Stated goal:
Write the count of lines that contain the word "color" and nothing else.

Data in this exercise:
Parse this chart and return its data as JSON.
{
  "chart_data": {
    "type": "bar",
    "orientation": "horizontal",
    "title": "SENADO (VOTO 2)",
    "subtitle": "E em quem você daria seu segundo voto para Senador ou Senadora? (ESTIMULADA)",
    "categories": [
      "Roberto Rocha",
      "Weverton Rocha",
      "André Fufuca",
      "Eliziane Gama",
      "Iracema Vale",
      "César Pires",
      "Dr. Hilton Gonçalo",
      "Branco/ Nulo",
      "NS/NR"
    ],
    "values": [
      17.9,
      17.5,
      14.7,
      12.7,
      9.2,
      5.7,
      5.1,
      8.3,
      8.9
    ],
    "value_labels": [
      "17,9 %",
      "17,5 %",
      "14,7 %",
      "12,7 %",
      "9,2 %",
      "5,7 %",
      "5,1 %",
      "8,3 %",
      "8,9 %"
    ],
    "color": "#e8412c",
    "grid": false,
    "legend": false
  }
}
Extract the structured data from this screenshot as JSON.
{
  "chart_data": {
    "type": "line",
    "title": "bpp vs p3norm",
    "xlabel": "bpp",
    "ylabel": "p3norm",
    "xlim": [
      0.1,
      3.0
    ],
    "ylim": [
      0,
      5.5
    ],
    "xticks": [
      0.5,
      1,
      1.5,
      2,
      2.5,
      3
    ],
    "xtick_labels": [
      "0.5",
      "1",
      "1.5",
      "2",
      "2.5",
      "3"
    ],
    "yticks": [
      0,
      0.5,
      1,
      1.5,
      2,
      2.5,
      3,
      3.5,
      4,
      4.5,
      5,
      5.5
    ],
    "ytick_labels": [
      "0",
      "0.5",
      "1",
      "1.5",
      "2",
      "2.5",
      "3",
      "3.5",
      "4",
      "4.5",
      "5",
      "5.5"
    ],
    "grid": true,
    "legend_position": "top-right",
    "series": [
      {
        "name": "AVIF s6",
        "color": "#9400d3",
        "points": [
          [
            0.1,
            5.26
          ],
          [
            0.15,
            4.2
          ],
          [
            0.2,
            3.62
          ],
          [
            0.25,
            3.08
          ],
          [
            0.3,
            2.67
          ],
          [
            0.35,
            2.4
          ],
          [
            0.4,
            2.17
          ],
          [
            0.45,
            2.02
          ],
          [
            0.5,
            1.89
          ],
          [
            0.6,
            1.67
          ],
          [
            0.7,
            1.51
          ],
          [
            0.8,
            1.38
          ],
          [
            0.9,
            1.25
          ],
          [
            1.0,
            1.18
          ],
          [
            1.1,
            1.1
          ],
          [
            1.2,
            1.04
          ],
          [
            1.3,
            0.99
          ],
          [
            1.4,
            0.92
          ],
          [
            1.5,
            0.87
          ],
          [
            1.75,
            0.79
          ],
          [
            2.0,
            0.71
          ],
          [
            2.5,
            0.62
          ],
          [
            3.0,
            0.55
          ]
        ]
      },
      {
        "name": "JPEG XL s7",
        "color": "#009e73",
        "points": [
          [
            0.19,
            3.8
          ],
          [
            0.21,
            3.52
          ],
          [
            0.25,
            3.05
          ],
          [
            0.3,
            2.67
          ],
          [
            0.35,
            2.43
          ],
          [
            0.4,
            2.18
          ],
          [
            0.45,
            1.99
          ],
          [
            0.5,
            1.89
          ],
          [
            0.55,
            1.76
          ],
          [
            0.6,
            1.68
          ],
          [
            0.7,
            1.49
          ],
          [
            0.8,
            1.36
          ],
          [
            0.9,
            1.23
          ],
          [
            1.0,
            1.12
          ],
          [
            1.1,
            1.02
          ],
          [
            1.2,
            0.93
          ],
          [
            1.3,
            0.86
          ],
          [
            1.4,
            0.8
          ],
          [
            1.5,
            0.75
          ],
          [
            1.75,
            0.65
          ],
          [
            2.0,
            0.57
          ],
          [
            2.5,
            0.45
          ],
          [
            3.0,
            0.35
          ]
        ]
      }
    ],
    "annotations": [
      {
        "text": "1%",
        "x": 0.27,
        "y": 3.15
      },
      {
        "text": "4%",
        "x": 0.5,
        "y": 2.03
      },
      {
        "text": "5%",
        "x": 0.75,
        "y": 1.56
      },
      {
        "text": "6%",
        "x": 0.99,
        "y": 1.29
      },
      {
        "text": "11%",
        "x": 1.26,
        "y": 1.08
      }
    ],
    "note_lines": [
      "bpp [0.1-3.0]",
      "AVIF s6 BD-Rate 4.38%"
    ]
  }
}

Final result:
3